- DATA PROVIDED -

((

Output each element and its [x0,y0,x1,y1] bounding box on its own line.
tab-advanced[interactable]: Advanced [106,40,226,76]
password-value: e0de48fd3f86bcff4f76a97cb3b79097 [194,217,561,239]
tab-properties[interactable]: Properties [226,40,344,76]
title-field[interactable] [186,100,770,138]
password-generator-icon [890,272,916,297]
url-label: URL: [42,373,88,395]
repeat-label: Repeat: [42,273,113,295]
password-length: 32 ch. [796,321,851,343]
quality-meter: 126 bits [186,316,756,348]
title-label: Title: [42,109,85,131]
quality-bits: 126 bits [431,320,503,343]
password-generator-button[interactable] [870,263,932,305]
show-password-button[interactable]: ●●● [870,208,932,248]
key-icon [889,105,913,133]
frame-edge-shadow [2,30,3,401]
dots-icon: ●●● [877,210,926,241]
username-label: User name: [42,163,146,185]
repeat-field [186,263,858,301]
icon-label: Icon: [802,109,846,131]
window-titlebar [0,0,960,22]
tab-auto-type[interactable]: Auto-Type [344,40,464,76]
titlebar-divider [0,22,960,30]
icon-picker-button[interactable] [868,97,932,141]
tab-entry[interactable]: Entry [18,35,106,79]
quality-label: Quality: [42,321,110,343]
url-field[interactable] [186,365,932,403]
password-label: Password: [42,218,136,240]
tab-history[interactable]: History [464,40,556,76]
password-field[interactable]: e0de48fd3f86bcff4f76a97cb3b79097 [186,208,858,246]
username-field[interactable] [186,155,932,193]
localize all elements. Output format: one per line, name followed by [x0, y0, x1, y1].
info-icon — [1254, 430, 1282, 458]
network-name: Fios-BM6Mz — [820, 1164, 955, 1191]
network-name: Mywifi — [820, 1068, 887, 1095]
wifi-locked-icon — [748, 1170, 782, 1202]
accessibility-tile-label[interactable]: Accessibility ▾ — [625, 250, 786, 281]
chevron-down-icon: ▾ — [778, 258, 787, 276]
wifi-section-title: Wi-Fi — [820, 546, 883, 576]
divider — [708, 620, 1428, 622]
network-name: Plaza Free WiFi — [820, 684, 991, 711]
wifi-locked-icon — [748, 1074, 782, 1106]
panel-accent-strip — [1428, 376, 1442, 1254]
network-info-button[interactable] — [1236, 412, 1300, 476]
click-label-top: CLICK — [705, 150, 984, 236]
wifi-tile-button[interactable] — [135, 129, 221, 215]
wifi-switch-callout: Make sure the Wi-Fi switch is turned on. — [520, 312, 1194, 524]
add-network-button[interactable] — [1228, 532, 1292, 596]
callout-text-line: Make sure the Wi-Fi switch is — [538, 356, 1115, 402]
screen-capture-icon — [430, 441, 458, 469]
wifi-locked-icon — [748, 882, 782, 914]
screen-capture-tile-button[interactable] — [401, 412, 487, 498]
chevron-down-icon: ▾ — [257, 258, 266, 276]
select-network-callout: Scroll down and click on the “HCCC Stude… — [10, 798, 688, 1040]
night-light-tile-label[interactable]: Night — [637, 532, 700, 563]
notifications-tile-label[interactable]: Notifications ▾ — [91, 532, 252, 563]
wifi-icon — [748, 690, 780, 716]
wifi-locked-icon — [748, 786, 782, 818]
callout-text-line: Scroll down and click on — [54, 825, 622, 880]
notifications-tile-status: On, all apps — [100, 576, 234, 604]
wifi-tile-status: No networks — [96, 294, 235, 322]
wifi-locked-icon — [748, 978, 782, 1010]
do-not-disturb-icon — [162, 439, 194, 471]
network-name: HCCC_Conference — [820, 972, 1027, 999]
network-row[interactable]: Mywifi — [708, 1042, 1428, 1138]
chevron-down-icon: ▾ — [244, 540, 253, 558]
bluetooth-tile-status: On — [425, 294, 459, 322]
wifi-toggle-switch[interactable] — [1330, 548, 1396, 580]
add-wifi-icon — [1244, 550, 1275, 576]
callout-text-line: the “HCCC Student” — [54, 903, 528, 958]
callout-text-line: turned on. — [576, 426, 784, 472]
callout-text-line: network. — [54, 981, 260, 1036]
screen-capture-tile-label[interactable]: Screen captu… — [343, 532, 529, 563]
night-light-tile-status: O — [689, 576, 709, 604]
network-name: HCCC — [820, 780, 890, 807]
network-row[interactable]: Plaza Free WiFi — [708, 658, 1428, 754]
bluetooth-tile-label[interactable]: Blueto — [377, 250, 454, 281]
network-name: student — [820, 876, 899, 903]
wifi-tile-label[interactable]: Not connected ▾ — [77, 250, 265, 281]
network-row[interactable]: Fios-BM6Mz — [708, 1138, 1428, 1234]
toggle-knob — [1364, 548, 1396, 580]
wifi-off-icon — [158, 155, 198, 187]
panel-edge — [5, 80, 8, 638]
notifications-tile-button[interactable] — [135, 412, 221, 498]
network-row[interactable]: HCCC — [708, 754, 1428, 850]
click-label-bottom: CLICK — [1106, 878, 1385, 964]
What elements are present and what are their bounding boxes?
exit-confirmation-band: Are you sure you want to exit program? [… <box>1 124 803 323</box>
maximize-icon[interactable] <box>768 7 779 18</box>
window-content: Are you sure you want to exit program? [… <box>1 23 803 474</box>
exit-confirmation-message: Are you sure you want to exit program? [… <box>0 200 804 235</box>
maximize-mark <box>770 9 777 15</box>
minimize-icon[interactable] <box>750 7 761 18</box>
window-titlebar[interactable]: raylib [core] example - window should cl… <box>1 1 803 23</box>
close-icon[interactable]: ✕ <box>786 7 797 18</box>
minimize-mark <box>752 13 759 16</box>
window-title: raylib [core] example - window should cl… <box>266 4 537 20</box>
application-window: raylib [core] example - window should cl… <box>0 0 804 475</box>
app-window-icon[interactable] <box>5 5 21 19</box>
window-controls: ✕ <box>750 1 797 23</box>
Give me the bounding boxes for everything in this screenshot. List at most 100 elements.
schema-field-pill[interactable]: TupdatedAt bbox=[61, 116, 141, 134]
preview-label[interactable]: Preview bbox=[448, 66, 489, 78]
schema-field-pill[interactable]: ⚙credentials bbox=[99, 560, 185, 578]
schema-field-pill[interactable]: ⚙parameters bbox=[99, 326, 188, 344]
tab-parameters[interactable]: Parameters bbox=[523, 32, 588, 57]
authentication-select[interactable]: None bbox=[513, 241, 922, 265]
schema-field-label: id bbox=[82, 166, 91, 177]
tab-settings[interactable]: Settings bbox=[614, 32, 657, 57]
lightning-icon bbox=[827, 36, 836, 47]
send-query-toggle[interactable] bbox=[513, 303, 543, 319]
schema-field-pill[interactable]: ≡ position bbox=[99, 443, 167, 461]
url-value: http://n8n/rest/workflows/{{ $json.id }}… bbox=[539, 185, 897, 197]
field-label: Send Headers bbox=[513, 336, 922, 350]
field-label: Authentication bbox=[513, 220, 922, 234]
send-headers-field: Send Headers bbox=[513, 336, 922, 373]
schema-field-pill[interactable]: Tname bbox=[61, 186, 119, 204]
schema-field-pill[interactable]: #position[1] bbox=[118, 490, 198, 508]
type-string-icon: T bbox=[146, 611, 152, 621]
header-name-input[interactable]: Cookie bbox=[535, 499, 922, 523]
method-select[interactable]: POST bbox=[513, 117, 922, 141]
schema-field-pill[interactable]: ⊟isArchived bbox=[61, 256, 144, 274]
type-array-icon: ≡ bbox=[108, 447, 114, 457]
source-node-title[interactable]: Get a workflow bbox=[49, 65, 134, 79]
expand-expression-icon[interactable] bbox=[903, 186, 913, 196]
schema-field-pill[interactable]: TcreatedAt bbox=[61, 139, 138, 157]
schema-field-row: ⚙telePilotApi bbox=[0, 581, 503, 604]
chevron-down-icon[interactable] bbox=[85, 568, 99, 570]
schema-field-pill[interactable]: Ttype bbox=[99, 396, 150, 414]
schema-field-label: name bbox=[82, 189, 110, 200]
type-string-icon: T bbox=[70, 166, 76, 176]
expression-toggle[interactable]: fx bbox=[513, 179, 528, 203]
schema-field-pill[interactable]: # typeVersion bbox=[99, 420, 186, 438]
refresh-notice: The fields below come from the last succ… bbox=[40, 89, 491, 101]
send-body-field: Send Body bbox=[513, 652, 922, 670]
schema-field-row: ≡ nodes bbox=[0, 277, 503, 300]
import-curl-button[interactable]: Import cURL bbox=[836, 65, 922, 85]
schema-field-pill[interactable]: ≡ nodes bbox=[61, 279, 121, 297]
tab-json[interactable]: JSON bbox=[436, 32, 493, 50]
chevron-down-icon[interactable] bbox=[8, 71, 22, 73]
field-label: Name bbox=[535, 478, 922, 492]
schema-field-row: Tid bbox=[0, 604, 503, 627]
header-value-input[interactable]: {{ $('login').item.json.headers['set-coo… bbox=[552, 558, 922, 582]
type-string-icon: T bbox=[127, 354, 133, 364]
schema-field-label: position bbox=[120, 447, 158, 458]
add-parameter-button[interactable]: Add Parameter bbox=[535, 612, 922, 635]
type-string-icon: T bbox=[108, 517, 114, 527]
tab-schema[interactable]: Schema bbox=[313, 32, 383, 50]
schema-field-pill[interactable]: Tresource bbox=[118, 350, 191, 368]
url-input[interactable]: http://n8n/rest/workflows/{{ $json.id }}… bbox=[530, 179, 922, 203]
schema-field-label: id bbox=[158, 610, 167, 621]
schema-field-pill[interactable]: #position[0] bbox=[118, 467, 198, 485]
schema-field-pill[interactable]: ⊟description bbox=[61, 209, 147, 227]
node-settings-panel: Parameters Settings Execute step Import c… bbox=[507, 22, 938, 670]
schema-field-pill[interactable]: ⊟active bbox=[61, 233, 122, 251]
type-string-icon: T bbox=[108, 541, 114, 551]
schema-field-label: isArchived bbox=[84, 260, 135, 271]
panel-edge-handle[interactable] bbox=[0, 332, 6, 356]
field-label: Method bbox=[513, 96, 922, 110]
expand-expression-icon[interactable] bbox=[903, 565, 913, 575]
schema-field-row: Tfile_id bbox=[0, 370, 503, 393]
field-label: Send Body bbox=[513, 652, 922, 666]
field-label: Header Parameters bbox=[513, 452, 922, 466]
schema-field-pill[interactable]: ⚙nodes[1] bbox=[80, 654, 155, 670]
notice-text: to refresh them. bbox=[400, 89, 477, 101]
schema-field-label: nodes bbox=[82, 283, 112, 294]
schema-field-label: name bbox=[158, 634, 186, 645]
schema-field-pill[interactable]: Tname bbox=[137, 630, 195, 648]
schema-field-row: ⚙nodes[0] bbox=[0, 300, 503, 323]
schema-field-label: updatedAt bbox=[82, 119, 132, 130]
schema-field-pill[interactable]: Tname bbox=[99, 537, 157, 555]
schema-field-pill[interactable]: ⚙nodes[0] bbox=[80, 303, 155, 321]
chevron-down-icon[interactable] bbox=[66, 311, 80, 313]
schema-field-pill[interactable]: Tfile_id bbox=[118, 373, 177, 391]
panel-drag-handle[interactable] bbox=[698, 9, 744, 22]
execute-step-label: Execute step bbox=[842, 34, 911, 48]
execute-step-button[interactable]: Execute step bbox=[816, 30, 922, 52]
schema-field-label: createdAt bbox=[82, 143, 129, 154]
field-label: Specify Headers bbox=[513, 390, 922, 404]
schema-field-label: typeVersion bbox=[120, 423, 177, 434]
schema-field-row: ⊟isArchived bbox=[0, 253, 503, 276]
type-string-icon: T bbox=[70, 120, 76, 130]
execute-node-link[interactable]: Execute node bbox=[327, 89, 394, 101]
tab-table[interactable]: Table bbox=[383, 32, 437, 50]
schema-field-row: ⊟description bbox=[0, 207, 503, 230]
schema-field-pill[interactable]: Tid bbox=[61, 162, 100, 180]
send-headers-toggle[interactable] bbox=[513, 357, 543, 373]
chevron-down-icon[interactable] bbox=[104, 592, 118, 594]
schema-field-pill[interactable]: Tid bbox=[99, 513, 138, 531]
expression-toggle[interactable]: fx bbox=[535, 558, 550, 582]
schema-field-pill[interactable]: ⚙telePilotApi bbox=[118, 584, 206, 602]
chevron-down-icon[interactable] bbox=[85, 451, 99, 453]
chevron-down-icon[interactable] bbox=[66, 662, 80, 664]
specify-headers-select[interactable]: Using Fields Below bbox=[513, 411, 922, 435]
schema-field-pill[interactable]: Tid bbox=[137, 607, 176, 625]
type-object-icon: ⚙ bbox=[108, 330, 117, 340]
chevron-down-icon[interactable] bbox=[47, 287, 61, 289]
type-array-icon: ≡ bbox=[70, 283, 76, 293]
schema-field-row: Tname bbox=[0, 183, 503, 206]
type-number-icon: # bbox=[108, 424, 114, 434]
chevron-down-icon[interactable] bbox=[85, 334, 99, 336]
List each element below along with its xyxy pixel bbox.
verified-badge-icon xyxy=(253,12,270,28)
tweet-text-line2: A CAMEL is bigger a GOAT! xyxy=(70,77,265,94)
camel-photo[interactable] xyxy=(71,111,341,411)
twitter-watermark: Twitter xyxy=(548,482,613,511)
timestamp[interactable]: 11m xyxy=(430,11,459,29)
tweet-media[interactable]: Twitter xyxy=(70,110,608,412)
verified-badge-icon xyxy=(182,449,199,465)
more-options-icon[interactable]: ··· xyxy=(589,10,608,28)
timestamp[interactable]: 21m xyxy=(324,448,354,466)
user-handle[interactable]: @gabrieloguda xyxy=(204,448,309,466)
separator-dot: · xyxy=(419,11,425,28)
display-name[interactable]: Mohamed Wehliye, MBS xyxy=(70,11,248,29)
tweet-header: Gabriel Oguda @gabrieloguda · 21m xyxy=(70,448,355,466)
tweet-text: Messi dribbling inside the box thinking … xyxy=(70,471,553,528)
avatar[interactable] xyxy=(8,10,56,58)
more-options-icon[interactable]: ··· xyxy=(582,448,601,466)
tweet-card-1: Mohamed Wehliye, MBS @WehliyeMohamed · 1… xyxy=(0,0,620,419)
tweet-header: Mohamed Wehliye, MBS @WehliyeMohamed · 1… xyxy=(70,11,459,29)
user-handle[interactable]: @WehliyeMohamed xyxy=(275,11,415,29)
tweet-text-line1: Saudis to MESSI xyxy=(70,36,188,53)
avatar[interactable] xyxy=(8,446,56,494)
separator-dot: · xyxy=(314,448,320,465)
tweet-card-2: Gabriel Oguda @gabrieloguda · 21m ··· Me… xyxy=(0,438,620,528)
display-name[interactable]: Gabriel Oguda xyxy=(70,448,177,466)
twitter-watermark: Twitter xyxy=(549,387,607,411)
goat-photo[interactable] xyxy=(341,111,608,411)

))

- WHAT TO WORK ON -
Reproduce the listing word for word, from its very first line down to and including the line that holds "titlebar-divider [0,22,960,30]".

- RESPONSE TO THIS EXERCISE -
Output each element and its [x0,y0,x1,y1] bounding box on its own line.
tab-advanced[interactable]: Advanced [106,40,226,76]
password-value: e0de48fd3f86bcff4f76a97cb3b79097 [194,217,561,239]
tab-properties[interactable]: Properties [226,40,344,76]
title-field[interactable] [186,100,770,138]
password-generator-icon [890,272,916,297]
url-label: URL: [42,373,88,395]
repeat-label: Repeat: [42,273,113,295]
password-length: 32 ch. [796,321,851,343]
quality-meter: 126 bits [186,316,756,348]
title-label: Title: [42,109,85,131]
quality-bits: 126 bits [431,320,503,343]
password-generator-button[interactable] [870,263,932,305]
show-password-button[interactable]: ●●● [870,208,932,248]
key-icon [889,105,913,133]
frame-edge-shadow [2,30,3,401]
dots-icon: ●●● [877,210,926,241]
username-label: User name: [42,163,146,185]
repeat-field [186,263,858,301]
icon-label: Icon: [802,109,846,131]
window-titlebar [0,0,960,22]
tab-auto-type[interactable]: Auto-Type [344,40,464,76]
titlebar-divider [0,22,960,30]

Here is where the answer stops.